TASK GOAL: I would like each line of the data that holds the word "Gruppe" copied out.

Stored records:
####
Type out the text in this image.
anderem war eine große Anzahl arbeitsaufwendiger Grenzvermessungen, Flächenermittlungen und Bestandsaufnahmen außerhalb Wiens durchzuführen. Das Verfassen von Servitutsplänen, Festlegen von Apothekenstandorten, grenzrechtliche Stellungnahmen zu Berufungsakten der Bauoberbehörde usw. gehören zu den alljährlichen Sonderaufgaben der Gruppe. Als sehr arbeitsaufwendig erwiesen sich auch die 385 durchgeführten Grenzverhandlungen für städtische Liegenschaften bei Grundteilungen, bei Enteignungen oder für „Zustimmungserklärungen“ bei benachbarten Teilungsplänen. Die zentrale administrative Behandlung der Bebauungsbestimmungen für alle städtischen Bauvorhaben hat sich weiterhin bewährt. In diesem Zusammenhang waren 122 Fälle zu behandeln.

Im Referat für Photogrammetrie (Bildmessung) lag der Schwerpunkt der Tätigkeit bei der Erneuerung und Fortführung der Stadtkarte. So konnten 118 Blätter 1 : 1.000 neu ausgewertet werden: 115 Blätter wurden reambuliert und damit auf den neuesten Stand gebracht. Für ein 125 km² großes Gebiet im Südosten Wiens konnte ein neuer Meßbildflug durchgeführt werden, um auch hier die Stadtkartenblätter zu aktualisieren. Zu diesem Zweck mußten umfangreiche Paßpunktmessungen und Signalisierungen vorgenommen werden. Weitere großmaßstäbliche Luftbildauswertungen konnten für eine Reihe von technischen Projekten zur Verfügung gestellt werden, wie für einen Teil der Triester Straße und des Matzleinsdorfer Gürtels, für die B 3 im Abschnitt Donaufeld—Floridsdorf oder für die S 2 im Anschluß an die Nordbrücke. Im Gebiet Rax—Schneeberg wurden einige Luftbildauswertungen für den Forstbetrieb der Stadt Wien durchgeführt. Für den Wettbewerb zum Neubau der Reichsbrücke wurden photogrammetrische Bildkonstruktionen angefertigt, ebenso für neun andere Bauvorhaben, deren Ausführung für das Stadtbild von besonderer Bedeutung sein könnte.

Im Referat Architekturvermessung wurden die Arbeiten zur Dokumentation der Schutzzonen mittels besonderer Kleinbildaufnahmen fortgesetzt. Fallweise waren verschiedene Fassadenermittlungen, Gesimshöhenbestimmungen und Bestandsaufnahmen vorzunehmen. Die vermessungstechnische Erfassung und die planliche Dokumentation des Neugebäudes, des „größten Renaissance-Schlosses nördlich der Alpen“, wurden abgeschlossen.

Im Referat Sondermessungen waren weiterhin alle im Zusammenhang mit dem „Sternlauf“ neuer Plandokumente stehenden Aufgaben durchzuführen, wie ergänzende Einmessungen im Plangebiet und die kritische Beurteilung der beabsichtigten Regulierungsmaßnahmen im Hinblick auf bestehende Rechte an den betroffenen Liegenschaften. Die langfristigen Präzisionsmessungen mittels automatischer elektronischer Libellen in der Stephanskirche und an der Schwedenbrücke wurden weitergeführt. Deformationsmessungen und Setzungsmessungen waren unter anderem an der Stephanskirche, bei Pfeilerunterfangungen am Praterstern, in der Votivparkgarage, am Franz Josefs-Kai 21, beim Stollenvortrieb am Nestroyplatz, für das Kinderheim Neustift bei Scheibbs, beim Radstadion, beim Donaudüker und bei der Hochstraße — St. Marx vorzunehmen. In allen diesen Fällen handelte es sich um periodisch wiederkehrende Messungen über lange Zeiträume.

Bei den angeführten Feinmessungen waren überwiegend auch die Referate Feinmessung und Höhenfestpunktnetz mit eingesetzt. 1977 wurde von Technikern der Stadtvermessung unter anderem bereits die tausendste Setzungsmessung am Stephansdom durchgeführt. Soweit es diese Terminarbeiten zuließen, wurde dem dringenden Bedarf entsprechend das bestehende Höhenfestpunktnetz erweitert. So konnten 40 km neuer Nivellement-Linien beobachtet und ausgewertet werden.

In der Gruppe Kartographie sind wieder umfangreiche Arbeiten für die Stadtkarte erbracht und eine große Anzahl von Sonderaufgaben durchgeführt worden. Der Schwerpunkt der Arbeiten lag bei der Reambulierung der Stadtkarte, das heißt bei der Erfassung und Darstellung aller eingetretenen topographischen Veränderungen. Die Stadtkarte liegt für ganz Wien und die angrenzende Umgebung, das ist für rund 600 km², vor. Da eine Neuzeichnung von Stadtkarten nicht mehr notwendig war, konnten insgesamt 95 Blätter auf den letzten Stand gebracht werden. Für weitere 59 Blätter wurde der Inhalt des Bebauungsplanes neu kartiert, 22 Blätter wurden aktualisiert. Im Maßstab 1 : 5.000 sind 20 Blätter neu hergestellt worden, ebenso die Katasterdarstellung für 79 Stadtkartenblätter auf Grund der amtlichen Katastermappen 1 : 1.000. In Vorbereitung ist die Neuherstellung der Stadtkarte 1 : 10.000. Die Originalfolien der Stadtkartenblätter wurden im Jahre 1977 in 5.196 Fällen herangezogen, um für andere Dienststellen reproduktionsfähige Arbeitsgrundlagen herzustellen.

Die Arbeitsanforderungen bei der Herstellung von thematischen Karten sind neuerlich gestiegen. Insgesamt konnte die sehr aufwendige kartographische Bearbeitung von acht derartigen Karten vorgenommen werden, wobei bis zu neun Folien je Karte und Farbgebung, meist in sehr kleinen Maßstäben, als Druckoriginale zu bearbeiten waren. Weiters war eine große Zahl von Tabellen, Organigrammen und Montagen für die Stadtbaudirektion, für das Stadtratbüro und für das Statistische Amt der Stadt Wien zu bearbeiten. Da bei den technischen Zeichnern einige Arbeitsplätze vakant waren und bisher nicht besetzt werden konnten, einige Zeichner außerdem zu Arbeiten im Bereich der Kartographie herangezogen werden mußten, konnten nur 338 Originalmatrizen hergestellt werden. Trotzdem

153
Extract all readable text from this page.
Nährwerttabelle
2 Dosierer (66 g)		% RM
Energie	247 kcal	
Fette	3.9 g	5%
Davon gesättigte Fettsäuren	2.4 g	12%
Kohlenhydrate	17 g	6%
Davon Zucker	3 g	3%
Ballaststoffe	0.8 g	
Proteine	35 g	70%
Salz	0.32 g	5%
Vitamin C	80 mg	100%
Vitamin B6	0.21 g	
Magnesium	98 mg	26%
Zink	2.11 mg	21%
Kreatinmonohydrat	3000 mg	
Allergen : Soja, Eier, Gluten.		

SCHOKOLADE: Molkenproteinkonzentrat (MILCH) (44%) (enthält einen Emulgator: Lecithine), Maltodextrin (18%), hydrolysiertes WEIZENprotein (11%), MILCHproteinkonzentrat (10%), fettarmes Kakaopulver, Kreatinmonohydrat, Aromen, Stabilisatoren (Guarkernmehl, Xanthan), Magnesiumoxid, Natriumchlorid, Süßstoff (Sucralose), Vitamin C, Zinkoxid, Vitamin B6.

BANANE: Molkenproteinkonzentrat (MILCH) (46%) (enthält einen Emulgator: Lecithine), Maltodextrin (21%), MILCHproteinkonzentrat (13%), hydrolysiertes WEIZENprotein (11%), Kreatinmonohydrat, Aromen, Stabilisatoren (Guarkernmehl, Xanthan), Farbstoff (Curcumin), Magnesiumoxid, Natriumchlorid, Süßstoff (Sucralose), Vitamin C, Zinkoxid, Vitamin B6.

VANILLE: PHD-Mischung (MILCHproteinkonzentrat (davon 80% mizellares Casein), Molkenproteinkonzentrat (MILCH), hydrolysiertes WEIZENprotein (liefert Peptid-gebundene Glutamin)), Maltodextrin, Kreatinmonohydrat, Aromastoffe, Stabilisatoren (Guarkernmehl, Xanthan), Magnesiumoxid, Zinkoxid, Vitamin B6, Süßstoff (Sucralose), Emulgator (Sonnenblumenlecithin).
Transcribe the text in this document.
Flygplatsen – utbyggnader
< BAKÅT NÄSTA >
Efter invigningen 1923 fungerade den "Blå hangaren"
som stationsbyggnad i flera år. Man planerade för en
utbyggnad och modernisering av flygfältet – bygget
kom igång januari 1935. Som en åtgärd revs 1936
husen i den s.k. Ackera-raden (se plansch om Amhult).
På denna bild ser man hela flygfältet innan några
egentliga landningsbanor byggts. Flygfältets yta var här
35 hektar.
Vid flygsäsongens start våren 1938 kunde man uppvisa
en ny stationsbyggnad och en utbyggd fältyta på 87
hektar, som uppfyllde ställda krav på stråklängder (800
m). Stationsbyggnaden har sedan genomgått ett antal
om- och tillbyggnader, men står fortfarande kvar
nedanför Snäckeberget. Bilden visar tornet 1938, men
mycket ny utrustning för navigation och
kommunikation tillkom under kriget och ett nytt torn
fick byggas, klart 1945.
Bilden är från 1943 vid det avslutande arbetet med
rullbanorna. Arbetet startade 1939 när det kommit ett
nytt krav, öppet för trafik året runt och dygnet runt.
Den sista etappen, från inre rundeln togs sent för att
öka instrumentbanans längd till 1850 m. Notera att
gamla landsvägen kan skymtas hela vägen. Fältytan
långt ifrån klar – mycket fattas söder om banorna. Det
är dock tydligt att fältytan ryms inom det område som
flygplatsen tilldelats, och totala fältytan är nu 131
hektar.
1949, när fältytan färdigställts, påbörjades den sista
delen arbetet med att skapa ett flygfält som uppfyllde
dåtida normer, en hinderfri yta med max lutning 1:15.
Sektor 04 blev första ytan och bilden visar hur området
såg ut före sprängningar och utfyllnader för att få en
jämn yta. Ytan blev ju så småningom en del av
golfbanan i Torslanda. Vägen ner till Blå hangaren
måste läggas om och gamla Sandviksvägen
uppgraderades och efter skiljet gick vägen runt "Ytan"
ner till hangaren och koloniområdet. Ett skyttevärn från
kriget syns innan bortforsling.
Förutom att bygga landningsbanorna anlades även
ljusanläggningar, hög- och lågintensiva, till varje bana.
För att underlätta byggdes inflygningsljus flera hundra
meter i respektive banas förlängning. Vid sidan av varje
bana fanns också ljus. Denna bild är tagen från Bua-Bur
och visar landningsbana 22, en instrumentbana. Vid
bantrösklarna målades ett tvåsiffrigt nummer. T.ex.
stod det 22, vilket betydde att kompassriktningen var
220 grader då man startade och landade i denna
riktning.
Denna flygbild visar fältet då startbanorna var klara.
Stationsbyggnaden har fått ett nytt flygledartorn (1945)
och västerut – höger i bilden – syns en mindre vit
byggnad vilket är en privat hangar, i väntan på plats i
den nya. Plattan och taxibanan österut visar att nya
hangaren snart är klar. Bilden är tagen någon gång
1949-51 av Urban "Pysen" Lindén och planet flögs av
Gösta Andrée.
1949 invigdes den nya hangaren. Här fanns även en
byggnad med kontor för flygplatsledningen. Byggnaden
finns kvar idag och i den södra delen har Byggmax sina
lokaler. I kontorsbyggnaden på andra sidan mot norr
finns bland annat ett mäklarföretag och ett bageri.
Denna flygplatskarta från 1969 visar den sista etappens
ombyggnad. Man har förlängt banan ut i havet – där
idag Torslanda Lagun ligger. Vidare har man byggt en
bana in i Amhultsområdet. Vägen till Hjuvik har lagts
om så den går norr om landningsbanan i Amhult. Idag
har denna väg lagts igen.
####
RESULT OF THIS TASK:
anderem war eine große Anzahl arbeitsaufwendiger Grenzvermessungen, Flächenermittlungen und Bestandsaufnahmen außerhalb Wiens durchzuführen. Das Verfassen von Servitutsplänen, Festlegen von Apothekenstandorten, grenzrechtliche Stellungnahmen zu Berufungsakten der Bauoberbehörde usw. gehören zu den alljährlichen Sonderaufgaben der Gruppe. Als sehr arbeitsaufwendig erwiesen sich auch die 385 durchgeführten Grenzverhandlungen für städtische Liegenschaften bei Grundteilungen, bei Enteignungen oder für „Zustimmungserklärungen“ bei benachbarten Teilungsplänen. Die zentrale administrative Behandlung der Bebauungsbestimmungen für alle städtischen Bauvorhaben hat sich weiterhin bewährt. In diesem Zusammenhang waren 122 Fälle zu behandeln.
In der Gruppe Kartographie sind wieder umfangreiche Arbeiten für die Stadtkarte erbracht und eine große Anzahl von Sonderaufgaben durchgeführt worden. Der Schwerpunkt der Arbeiten lag bei der Reambulierung der Stadtkarte, das heißt bei der Erfassung und Darstellung aller eingetretenen topographischen Veränderungen. Die Stadtkarte liegt für ganz Wien und die angrenzende Umgebung, das ist für rund 600 km², vor. Da eine Neuzeichnung von Stadtkarten nicht mehr notwendig war, konnten insgesamt 95 Blätter auf den letzten Stand gebracht werden. Für weitere 59 Blätter wurde der Inhalt des Bebauungsplanes neu kartiert, 22 Blätter wurden aktualisiert. Im Maßstab 1 : 5.000 sind 20 Blätter neu hergestellt worden, ebenso die Katasterdarstellung für 79 Stadtkartenblätter auf Grund der amtlichen Katastermappen 1 : 1.000. In Vorbereitung ist die Neuherstellung der Stadtkarte 1 : 10.000. Die Originalfolien der Stadtkartenblätter wurden im Jahre 1977 in 5.196 Fällen herangezogen, um für andere Dienststellen reproduktionsfähige Arbeitsgrundlagen herzustellen.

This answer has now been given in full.